* **Goal of the exercise**: Only lines holding the word "name" should be copied from the material.
--- start Input ---
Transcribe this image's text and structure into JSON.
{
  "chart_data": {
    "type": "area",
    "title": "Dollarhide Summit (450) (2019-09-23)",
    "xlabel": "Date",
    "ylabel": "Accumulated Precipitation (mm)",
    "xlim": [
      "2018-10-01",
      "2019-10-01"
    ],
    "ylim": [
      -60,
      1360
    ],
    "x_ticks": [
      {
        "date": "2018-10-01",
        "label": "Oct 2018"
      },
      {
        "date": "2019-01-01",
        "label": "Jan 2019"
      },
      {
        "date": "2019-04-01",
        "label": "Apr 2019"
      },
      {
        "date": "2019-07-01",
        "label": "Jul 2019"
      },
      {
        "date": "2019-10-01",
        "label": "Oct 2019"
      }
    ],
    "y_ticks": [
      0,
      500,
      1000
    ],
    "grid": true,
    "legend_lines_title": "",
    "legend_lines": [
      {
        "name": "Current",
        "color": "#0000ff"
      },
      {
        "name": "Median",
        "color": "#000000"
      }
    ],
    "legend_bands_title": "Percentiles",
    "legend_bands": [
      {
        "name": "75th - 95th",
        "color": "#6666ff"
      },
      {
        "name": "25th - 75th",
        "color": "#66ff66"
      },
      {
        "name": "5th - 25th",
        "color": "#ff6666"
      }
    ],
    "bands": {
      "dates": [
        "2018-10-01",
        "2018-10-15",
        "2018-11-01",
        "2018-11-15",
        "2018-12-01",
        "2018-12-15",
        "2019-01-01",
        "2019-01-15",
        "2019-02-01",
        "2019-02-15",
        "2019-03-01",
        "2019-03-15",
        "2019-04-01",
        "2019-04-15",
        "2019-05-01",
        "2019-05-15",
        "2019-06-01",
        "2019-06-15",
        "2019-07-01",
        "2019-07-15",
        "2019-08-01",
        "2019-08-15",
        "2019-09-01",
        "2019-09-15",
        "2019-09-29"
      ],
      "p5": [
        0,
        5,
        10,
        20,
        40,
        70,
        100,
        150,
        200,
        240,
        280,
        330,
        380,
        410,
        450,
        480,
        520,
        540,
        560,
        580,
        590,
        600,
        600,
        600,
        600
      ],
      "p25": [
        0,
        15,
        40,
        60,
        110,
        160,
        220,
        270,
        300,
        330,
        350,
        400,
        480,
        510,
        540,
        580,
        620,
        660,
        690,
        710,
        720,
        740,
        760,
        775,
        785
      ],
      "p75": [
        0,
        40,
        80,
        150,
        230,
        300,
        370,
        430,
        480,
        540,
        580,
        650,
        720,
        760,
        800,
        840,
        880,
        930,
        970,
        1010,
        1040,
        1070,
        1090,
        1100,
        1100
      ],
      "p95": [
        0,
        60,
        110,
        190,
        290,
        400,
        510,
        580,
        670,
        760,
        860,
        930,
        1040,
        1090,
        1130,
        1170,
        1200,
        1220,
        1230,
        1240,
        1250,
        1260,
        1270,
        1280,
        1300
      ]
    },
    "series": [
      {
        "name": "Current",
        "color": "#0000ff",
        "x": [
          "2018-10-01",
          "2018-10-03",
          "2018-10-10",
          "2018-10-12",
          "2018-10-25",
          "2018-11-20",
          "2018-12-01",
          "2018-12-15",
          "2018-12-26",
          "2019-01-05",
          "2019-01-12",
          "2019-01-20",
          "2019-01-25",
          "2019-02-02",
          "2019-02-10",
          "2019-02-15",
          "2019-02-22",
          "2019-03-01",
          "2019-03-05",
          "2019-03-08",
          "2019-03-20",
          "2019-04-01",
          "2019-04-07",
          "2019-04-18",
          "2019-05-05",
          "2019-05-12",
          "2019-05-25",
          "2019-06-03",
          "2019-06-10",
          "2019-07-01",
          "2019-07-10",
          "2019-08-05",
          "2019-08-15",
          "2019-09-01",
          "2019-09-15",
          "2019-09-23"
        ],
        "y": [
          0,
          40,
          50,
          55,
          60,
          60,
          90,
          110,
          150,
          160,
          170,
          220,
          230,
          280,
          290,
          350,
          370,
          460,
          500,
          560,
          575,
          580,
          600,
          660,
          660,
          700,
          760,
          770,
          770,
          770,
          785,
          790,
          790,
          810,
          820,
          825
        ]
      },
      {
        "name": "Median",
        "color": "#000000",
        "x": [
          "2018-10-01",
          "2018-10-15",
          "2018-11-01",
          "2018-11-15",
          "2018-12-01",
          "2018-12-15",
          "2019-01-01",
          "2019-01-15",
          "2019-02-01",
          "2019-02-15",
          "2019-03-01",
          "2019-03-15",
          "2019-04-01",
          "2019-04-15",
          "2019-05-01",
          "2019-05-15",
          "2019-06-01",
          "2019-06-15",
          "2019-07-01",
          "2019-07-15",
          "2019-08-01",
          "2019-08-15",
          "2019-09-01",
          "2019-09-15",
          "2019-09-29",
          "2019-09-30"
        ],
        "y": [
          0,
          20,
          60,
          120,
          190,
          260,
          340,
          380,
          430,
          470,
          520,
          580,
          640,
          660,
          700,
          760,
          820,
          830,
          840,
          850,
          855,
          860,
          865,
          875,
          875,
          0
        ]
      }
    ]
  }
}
--- end Input ---
* **Output**:
        "name": "Current",
        "name": "Median",
        "name": "75th - 95th",
        "name": "25th - 75th",
        "name": "5th - 25th",
        "name": "Current",
        "name": "Median",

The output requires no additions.